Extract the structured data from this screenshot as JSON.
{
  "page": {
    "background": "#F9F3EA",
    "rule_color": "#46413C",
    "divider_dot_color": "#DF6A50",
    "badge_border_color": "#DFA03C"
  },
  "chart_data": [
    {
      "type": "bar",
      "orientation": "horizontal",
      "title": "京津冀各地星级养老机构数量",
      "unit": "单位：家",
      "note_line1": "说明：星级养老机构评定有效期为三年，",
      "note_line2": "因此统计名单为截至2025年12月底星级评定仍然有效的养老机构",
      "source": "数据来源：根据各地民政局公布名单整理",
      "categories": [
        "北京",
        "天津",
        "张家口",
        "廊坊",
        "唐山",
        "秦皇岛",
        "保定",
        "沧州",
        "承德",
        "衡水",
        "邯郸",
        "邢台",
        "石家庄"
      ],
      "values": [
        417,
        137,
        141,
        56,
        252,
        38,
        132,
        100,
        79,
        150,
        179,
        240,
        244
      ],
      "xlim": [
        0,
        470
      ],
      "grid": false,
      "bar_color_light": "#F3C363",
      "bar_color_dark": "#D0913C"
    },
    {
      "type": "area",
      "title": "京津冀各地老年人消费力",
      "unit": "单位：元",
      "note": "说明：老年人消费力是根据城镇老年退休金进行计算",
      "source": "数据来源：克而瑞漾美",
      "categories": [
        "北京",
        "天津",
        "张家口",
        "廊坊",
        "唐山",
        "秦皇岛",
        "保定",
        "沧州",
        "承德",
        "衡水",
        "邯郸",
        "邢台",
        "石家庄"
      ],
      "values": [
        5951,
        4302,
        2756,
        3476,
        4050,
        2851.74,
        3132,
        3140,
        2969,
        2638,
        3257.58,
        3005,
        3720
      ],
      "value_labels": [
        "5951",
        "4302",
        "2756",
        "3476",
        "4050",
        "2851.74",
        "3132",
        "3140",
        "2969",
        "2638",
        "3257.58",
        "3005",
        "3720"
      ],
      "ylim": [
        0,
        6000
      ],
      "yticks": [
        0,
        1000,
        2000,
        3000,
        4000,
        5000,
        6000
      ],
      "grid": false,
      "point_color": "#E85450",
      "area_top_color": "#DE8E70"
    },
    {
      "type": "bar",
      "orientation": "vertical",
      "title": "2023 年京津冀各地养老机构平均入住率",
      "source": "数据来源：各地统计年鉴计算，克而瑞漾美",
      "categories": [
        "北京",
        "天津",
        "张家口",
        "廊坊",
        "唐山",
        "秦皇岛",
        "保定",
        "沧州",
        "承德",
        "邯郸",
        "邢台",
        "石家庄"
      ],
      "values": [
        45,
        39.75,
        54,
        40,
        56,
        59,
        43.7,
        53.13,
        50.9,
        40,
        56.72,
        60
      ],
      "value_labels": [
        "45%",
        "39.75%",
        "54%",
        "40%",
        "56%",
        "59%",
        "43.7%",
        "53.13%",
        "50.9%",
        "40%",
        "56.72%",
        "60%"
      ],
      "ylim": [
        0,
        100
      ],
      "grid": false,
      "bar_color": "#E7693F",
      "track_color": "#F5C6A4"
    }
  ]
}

══════════════════════════════

**Challenge:** Search the lines above for the string "数据来源", then show every one that has it.

**Reply to the task:**
      "source": "数据来源：根据各地民政局公布名单整理",
      "source": "数据来源：克而瑞漾美",
      "source": "数据来源：各地统计年鉴计算，克而瑞漾美",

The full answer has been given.